- [TEXT PASSAGE]
=====
Go to file

Chris Lu 31cb28d9d3 feat: auto-configure optimal volume size limit based on available disk space (#7833 )

* feat: auto-configure optimal volume size limit based on available disk space

- Add calculateOptimalVolumeSizeMB() function with OS-independent disk detection
- Reuses existing stats.NewDiskStatus() which works across Linux, macOS, Windows, BSD, Solaris
- Algorithm: available disk / 100, rounded up to nearest power of 2 (64MB, 128MB, 256MB, 512MB, 1024MB)
- Volume size capped to maximum of 1GB (1024MB) for better stability
- Minimum volume size is 64MB
- Uses efficient bits.Len() for power-of-2 rounding instead of floating-point operations
- Only auto-calculates volume size if user didn't specify a custom value via -master.volumeSizeLimitMB
- Respects user-specified values without override
- Master logs whether value was auto-calculated or user-specified
- Welcome message displays the configured volume size with correct format string ordering
- Removed unused autoVolumeSizeMB variable (logging handles source tracking)
=====
- [AIM]
Can you extend the commit message on auto-configuring the volume size limit, starting right after its final bullet point? The listing comes from a different source than the commit message.
=====
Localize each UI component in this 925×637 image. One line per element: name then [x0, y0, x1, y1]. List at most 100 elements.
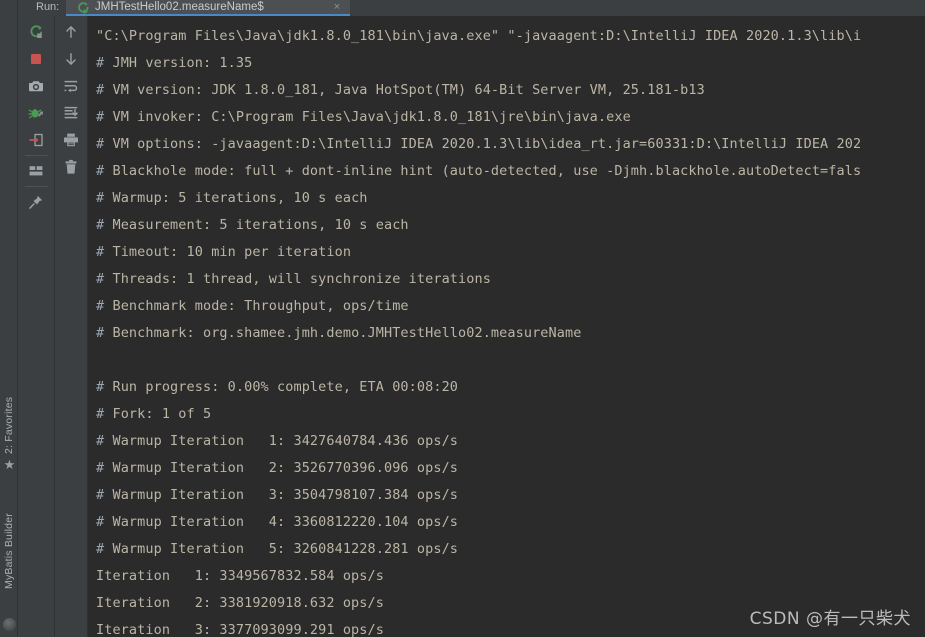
- layout-icon: [29, 165, 43, 175]
- console-line-text: Run progress: 0.00% complete, ETA 00:08:…: [104, 379, 459, 395]
- console-line-text: VM version: JDK 1.8.0_181, Java HotSpot(…: [104, 82, 705, 98]
- bug-icon: [28, 108, 43, 118]
- console-line: # JMH version: 1.35: [96, 50, 925, 77]
- run-label: Run:: [36, 1, 60, 13]
- pin-icon: [29, 195, 43, 209]
- print-icon: [64, 133, 78, 146]
- hash-marker: #: [96, 433, 105, 449]
- hash-marker: #: [96, 325, 105, 341]
- console-line-text: Iteration 3: 3377093099.291 ops/s: [96, 622, 384, 637]
- console-line: "C:\Program Files\Java\jdk1.8.0_181\bin\…: [96, 23, 925, 50]
- camera-icon: [28, 80, 44, 91]
- clear-button[interactable]: [55, 153, 87, 180]
- rerun-icon: [30, 24, 43, 38]
- console-line-text: Warmup: 5 iterations, 10 s each: [104, 190, 368, 206]
- scroll-end-button[interactable]: [55, 99, 87, 126]
- console-line: # Threads: 1 thread, will synchronize it…: [96, 266, 925, 293]
- console-line: Iteration 1: 3349567832.584 ops/s: [96, 563, 925, 590]
- hash-marker: #: [96, 514, 105, 530]
- up-button[interactable]: [55, 18, 87, 45]
- hash-marker: #: [96, 460, 105, 476]
- star-icon: ★: [3, 457, 16, 472]
- trash-icon: [65, 159, 77, 174]
- print-button[interactable]: [55, 126, 87, 153]
- console-line: # Warmup Iteration 3: 3504798107.384 ops…: [96, 482, 925, 509]
- soft-wrap-icon: [64, 80, 78, 92]
- arrow-down-icon: [66, 52, 76, 65]
- hash-marker: #: [96, 217, 105, 233]
- stop-icon: [31, 53, 41, 64]
- console-line-text: Warmup Iteration 1: 3427640784.436 ops/s: [104, 433, 459, 449]
- console-lines: "C:\Program Files\Java\jdk1.8.0_181\bin\…: [88, 16, 925, 637]
- hash-marker: #: [96, 541, 105, 557]
- console-line-text: Warmup Iteration 2: 3526770396.096 ops/s: [104, 460, 459, 476]
- hash-marker: #: [96, 244, 105, 260]
- hash-marker: #: [96, 406, 105, 422]
- hash-marker: #: [96, 163, 105, 179]
- hash-marker: #: [96, 190, 105, 206]
- hash-marker: #: [96, 82, 105, 98]
- status-orb-icon: [3, 618, 16, 631]
- hash-marker: #: [96, 55, 105, 71]
- sidebar-item-favorites[interactable]: 2: Favorites: [0, 314, 18, 454]
- screenshot-button[interactable]: [18, 72, 54, 99]
- console-line: # Warmup Iteration 5: 3260841228.281 ops…: [96, 536, 925, 563]
- console-line-text: Threads: 1 thread, will synchronize iter…: [104, 271, 491, 287]
- console-line-text: Benchmark: org.shamee.jmh.demo.JMHTestHe…: [104, 325, 582, 341]
- console-line: # Warmup Iteration 4: 3360812220.104 ops…: [96, 509, 925, 536]
- hash-marker: #: [96, 109, 105, 125]
- run-toolbar-secondary: [55, 16, 88, 637]
- scroll-to-end-icon: [64, 106, 78, 118]
- left-tool-strip: ★ 2: Favorites MyBatis Builder: [0, 0, 18, 637]
- console-line-text: Timeout: 10 min per iteration: [104, 244, 352, 260]
- toolbar-divider-2: [25, 186, 48, 187]
- run-toolbar-primary: [18, 16, 55, 637]
- hash-marker: #: [96, 379, 105, 395]
- exit-icon: [29, 133, 43, 146]
- console-line-text: Warmup Iteration 5: 3260841228.281 ops/s: [104, 541, 459, 557]
- hash-marker: #: [96, 271, 105, 287]
- console-line-text: Benchmark mode: Throughput, ops/time: [104, 298, 409, 314]
- run-configuration-icon: [76, 1, 90, 15]
- rerun-button[interactable]: [18, 18, 54, 45]
- hash-marker: #: [96, 136, 105, 152]
- console-line: # Measurement: 5 iterations, 10 s each: [96, 212, 925, 239]
- console-output[interactable]: "C:\Program Files\Java\jdk1.8.0_181\bin\…: [88, 16, 925, 637]
- console-line-text: Measurement: 5 iterations, 10 s each: [104, 217, 409, 233]
- console-line: # Timeout: 10 min per iteration: [96, 239, 925, 266]
- arrow-up-icon: [66, 25, 76, 38]
- console-line-text: Warmup Iteration 4: 3360812220.104 ops/s: [104, 514, 459, 530]
- debug-button[interactable]: [18, 99, 54, 126]
- exit-button[interactable]: [18, 126, 54, 153]
- console-line: # Benchmark mode: Throughput, ops/time: [96, 293, 925, 320]
- console-line: # VM version: JDK 1.8.0_181, Java HotSpo…: [96, 77, 925, 104]
- console-line: # Warmup Iteration 2: 3526770396.096 ops…: [96, 455, 925, 482]
- console-line: # VM invoker: C:\Program Files\Java\jdk1…: [96, 104, 925, 131]
- console-line-text: Blackhole mode: full + dont-inline hint …: [104, 163, 862, 179]
- layout-button[interactable]: [18, 157, 54, 184]
- console-line: # Blackhole mode: full + dont-inline hin…: [96, 158, 925, 185]
- ide-run-tool-window: ★ 2: Favorites MyBatis Builder Run: JMHT…: [0, 0, 925, 637]
- console-line: # Run progress: 0.00% complete, ETA 00:0…: [96, 374, 925, 401]
- console-line: # VM options: -javaagent:D:\IntelliJ IDE…: [96, 131, 925, 158]
- console-line-text: JMH version: 1.35: [104, 55, 253, 71]
- console-line-text: Fork: 1 of 5: [104, 406, 212, 422]
- console-line: # Warmup: 5 iterations, 10 s each: [96, 185, 925, 212]
- console-line-text: VM options: -javaagent:D:\IntelliJ IDEA …: [104, 136, 862, 152]
- console-line-text: "C:\Program Files\Java\jdk1.8.0_181\bin\…: [96, 28, 862, 44]
- console-line: # Fork: 1 of 5: [96, 401, 925, 428]
- pin-button[interactable]: [18, 188, 54, 215]
- console-line: # Benchmark: org.shamee.jmh.demo.JMHTest…: [96, 320, 925, 347]
- hash-marker: #: [96, 298, 105, 314]
- stop-button[interactable]: [18, 45, 54, 72]
- watermark: CSDN @有一只柴犬: [749, 609, 911, 629]
- console-line-text: Iteration 2: 3381920918.632 ops/s: [96, 595, 384, 611]
- sidebar-item-mybatis-builder[interactable]: MyBatis Builder: [0, 471, 18, 589]
- run-tab-bar: Run: JMHTestHello02.measureName$ ×: [18, 0, 925, 17]
- down-button[interactable]: [55, 45, 87, 72]
- console-line: # Warmup Iteration 1: 3427640784.436 ops…: [96, 428, 925, 455]
- soft-wrap-button[interactable]: [55, 72, 87, 99]
- hash-marker: #: [96, 487, 105, 503]
- toolbar-divider-1: [25, 155, 48, 156]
=====
- [THE REPLY]
Fixes: #0

* Refactor: Consolidate volume size constants and use robust flag detection for mini mode

This commit addresses all code review feedback on the auto-optimal volume size feature:

1. **Consolidate hardcoded defaults into package-level constants**
   - Moved minVolumeSizeMB=64 and maxVolumeSizeMB=1024 from local function-scope
     constants to package-level constants for consistency and maintainability
   - All three volume size constants (min, default, max) now defined in one place

2. **Implement robust flag detection using flag.Visit()**
   - Added isFlagPassed() helper function using flag.Visit() to check if a CLI
     flag was explicitly passed on the command line
   - Replaces the previous implementation that checked if current value equals
     default (which could incorrectly assume user intent if default was specified)
   - Now correctly detects user override regardless of the actual value

3. **Restructure power-of-2 rounding logic for clarity**
   - Changed from 'only round if above min threshold' to 'always round to power-of-2
     first, then apply min/max constraints'
   - More robust: works correctly even if min/max constants are adjusted in future
   - Clearer intent: all non-zero values go through consistent rounding logic

4. **Fix import ordering**
   - Added 'flag' import (aliased to fla9 package) to support isFlagPassed()
   - Added 'math/bits' import to support power-of-2 rounding

Benefits:
- Better code organization with all volume size limits in package constants
- Correct user override detection that doesn't rely on value equality checks
- More maintainable rounding logic that's easier to understand and modify
- Consistent with SeaweedFS conventions (uses fla9 package like other commands)

* fix: Address code review feedback for volume size calculation

This commit resolves three code review comments for better code quality and robustness:

1. **Handle comma-separated directories in -dir flag**
   - The -dir flag accepts comma-separated list of directories, but the volume size
     calculation was passing the entire string to util.ResolvePath()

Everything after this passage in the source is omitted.